**EXERCISE:** Print all the records exactly, please.

**RECORDS:**
>>>>

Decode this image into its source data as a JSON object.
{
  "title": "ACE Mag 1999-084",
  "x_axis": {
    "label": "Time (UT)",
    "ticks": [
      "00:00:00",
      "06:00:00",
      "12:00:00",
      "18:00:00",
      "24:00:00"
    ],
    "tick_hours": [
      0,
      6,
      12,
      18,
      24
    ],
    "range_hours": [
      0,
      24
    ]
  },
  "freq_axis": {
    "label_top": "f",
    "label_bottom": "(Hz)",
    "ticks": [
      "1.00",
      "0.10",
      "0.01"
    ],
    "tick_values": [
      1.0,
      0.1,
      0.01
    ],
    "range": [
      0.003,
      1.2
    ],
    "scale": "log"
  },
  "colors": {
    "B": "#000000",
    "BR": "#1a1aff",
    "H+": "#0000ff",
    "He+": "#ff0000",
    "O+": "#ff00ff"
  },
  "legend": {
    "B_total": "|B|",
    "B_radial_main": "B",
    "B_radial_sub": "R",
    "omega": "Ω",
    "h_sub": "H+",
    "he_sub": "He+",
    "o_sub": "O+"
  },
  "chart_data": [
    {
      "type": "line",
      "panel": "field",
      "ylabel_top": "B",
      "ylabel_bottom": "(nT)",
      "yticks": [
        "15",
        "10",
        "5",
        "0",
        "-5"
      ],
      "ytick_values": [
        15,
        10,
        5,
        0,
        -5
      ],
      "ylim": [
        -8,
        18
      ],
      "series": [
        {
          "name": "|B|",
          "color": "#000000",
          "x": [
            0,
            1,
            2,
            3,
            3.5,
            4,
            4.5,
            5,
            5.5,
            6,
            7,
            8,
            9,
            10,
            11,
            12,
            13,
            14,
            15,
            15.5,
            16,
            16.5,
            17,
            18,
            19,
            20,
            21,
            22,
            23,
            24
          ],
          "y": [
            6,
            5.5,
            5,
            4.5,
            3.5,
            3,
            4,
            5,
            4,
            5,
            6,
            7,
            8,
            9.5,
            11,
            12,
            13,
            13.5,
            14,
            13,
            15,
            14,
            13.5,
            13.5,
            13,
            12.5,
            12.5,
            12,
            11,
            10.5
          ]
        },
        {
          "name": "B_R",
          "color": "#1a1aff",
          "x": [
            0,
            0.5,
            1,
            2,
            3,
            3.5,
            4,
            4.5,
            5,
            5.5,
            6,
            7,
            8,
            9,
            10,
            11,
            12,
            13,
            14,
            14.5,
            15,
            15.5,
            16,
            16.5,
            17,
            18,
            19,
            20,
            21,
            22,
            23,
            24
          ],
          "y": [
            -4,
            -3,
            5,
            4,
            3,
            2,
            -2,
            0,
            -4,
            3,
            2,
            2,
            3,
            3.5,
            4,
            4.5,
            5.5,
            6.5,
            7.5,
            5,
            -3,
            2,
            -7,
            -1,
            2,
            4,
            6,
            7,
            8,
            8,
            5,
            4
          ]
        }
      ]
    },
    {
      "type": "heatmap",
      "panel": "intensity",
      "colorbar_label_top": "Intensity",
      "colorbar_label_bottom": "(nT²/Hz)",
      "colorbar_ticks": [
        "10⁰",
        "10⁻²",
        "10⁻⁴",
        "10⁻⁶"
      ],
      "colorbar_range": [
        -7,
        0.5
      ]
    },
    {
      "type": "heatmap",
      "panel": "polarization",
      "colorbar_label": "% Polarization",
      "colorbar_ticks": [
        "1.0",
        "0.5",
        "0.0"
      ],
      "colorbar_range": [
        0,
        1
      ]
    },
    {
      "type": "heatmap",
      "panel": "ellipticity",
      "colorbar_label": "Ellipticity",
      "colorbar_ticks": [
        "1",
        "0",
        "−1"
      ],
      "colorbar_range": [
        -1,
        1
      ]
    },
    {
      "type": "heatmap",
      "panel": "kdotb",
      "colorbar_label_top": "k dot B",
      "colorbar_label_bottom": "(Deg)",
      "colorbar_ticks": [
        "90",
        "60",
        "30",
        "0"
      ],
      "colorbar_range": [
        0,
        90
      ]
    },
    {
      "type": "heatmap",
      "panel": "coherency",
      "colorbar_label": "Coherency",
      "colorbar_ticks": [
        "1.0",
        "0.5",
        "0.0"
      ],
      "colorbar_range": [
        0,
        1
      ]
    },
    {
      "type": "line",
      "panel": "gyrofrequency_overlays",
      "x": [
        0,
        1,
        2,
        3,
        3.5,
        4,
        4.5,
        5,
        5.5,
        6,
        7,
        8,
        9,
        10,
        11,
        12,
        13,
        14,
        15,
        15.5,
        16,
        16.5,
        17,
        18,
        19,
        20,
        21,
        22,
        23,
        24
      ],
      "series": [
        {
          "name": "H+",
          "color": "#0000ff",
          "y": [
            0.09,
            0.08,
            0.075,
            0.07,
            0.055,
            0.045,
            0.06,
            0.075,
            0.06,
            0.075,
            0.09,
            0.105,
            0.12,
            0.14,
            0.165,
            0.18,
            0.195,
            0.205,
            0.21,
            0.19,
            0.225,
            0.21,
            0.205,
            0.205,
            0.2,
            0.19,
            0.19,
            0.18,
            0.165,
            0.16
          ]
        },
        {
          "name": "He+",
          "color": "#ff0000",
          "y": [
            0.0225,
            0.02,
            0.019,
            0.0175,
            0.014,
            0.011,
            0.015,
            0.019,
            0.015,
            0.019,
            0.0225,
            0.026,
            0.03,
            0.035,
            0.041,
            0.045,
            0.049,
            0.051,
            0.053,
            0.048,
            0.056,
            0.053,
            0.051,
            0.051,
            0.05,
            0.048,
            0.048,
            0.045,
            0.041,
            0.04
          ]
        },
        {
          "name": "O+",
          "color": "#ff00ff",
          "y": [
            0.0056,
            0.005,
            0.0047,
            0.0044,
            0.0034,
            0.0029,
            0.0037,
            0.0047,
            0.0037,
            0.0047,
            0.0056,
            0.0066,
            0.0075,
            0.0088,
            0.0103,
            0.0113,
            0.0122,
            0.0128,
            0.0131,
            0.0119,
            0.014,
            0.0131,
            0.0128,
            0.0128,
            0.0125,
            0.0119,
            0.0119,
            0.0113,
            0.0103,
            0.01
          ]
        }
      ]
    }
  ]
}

<<<<

**EXPECTED ANSWER:**
Decode this image into its source data as a JSON object.
{
  "title": "ACE Mag 1999-084",
  "x_axis": {
    "label": "Time (UT)",
    "ticks": [
      "00:00:00",
      "06:00:00",
      "12:00:00",
      "18:00:00",
      "24:00:00"
    ],
    "tick_hours": [
      0,
      6,
      12,
      18,
      24
    ],
    "range_hours": [
      0,
      24
    ]
  },
  "freq_axis": {
    "label_top": "f",
    "label_bottom": "(Hz)",
    "ticks": [
      "1.00",
      "0.10",
      "0.01"
    ],
    "tick_values": [
      1.0,
      0.1,
      0.01
    ],
    "range": [
      0.003,
      1.2
    ],
    "scale": "log"
  },
  "colors": {
    "B": "#000000",
    "BR": "#1a1aff",
    "H+": "#0000ff",
    "He+": "#ff0000",
    "O+": "#ff00ff"
  },
  "legend": {
    "B_total": "|B|",
    "B_radial_main": "B",
    "B_radial_sub": "R",
    "omega": "Ω",
    "h_sub": "H+",
    "he_sub": "He+",
    "o_sub": "O+"
  },
  "chart_data": [
    {
      "type": "line",
      "panel": "field",
      "ylabel_top": "B",
      "ylabel_bottom": "(nT)",
      "yticks": [
        "15",
        "10",
        "5",
        "0",
        "-5"
      ],
      "ytick_values": [
        15,
        10,
        5,
        0,
        -5
      ],
      "ylim": [
        -8,
        18
      ],
      "series": [
        {
          "name": "|B|",
          "color": "#000000",
          "x": [
            0,
            1,
            2,
            3,
            3.5,
            4,
            4.5,
            5,
            5.5,
            6,
            7,
            8,
            9,
            10,
            11,
            12,
            13,
            14,
            15,
            15.5,
            16,
            16.5,
            17,
            18,
            19,
            20,
            21,
            22,
            23,
            24
          ],
          "y": [
            6,
            5.5,
            5,
            4.5,
            3.5,
            3,
            4,
            5,
            4,
            5,
            6,
            7,
            8,
            9.5,
            11,
            12,
            13,
            13.5,
            14,
            13,
            15,
            14,
            13.5,
            13.5,
            13,
            12.5,
            12.5,
            12,
            11,
            10.5
          ]
        },
        {
          "name": "B_R",
          "color": "#1a1aff",
          "x": [
            0,
            0.5,
            1,
            2,
            3,
            3.5,
            4,
            4.5,
            5,
            5.5,
            6,
            7,
            8,
            9,
            10,
            11,
            12,
            13,
            14,
            14.5,
            15,
            15.5,
            16,
            16.5,
            17,
            18,
            19,
            20,
            21,
            22,
            23,
            24
          ],
          "y": [
            -4,
            -3,
            5,
            4,
            3,
            2,
            -2,
            0,
            -4,
            3,
            2,
            2,
            3,
            3.5,
            4,
            4.5,
            5.5,
            6.5,
            7.5,
            5,
            -3,
            2,
            -7,
            -1,
            2,
            4,
            6,
            7,
            8,
            8,
            5,
            4
          ]
        }
      ]
    },
    {
      "type": "heatmap",
      "panel": "intensity",
      "colorbar_label_top": "Intensity",
      "colorbar_label_bottom": "(nT²/Hz)",
      "colorbar_ticks": [
        "10⁰",
        "10⁻²",
        "10⁻⁴",
        "10⁻⁶"
      ],
      "colorbar_range": [
        -7,
        0.5
      ]
    },
    {
      "type": "heatmap",
      "panel": "polarization",
      "colorbar_label": "% Polarization",
      "colorbar_ticks": [
        "1.0",
        "0.5",
        "0.0"
      ],
      "colorbar_range": [
        0,
        1
      ]
    },
    {
      "type": "heatmap",
      "panel": "ellipticity",
      "colorbar_label": "Ellipticity",
      "colorbar_ticks": [
        "1",
        "0",
        "−1"
      ],
      "colorbar_range": [
        -1,
        1
      ]
    },
    {
      "type": "heatmap",
      "panel": "kdotb",
      "colorbar_label_top": "k dot B",
      "colorbar_label_bottom": "(Deg)",
      "colorbar_ticks": [
        "90",
        "60",
        "30",
        "0"
      ],
      "colorbar_range": [
        0,
        90
      ]
    },
    {
      "type": "heatmap",
      "panel": "coherency",
      "colorbar_label": "Coherency",
      "colorbar_ticks": [
        "1.0",
        "0.5",
        "0.0"
      ],
      "colorbar_range": [
        0,
        1
      ]
    },
    {
      "type": "line",
      "panel": "gyrofrequency_overlays",
      "x": [
        0,
        1,
        2,
        3,
        3.5,
        4,
        4.5,
        5,
        5.5,
        6,
        7,
        8,
        9,
        10,
        11,
        12,
        13,
        14,
        15,
        15.5,
        16,
        16.5,
        17,
        18,
        19,
        20,
        21,
        22,
        23,
        24
      ],
      "series": [
        {
          "name": "H+",
          "color": "#0000ff",
          "y": [
            0.09,
            0.08,
            0.075,
            0.07,
            0.055,
            0.045,
            0.06,
            0.075,
            0.06,
            0.075,
            0.09,
            0.105,
            0.12,
            0.14,
            0.165,
            0.18,
            0.195,
            0.205,
            0.21,
            0.19,
            0.225,
            0.21,
            0.205,
            0.205,
            0.2,
            0.19,
            0.19,
            0.18,
            0.165,
            0.16
          ]
        },
        {
          "name": "He+",
          "color": "#ff0000",
          "y": [
            0.0225,
            0.02,
            0.019,
            0.0175,
            0.014,
            0.011,
            0.015,
            0.019,
            0.015,
            0.019,
            0.0225,
            0.026,
            0.03,
            0.035,
            0.041,
            0.045,
            0.049,
            0.051,
            0.053,
            0.048,
            0.056,
            0.053,
            0.051,
            0.051,
            0.05,
            0.048,
            0.048,
            0.045,
            0.041,
            0.04
          ]
        },
        {
          "name": "O+",
          "color": "#ff00ff",
          "y": [
            0.0056,
            0.005,
            0.0047,
            0.0044,
            0.0034,
            0.0029,
            0.0037,
            0.0047,
            0.0037,
            0.0047,
            0.0056,
            0.0066,
            0.0075,
            0.0088,
            0.0103,
            0.0113,
            0.0122,
            0.0128,
            0.0131,
            0.0119,
            0.014,
            0.0131,
            0.0128,
            0.0128,
            0.0125,
            0.0119,
            0.0119,
            0.0113,
            0.0103,
            0.01
          ]
        }
      ]
    }
  ]
}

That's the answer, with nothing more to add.